→ **Given request**
Give the number of lines in the records below that include "Library". Reply with that number alone.
......
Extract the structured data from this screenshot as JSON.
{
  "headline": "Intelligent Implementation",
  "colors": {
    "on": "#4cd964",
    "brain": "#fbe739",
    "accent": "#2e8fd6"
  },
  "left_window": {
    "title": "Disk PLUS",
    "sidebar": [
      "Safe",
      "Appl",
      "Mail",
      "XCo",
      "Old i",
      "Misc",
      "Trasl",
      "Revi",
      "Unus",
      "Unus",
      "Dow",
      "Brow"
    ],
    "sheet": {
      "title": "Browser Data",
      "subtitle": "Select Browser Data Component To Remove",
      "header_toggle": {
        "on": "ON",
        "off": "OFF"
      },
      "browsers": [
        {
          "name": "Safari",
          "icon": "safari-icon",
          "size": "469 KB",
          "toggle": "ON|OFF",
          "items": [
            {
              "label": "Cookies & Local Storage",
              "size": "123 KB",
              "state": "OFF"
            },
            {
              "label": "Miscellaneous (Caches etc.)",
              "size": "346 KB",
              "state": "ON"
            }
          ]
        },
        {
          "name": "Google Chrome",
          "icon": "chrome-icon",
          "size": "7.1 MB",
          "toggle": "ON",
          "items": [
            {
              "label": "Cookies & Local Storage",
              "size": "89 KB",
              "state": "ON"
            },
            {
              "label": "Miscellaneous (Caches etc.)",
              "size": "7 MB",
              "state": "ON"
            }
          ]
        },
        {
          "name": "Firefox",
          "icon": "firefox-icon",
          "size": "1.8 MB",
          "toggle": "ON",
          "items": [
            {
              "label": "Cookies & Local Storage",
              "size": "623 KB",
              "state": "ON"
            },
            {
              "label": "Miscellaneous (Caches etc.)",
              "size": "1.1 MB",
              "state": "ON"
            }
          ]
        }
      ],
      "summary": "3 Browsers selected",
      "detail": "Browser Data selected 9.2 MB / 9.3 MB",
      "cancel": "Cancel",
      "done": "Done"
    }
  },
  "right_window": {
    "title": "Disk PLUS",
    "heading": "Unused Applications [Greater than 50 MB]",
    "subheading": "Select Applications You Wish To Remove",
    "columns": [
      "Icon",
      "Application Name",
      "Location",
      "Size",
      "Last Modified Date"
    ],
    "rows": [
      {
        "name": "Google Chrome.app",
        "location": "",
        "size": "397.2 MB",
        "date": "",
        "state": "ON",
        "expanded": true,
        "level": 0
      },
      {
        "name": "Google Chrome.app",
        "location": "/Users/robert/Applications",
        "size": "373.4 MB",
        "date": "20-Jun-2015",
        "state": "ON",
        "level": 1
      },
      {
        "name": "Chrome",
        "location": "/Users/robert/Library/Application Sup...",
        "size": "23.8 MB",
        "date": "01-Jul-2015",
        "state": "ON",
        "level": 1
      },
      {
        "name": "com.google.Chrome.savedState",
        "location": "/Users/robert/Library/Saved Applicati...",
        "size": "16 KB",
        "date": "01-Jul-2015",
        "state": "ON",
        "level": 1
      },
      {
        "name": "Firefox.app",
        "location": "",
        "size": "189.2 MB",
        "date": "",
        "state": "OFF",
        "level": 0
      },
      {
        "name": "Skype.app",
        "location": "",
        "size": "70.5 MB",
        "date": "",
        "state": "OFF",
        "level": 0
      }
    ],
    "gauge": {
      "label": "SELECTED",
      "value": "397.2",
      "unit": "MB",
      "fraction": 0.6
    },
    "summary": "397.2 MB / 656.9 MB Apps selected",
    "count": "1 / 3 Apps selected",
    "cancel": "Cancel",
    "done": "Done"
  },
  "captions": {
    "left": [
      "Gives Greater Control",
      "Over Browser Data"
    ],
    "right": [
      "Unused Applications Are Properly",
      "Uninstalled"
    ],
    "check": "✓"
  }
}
......
→ **Task result**
2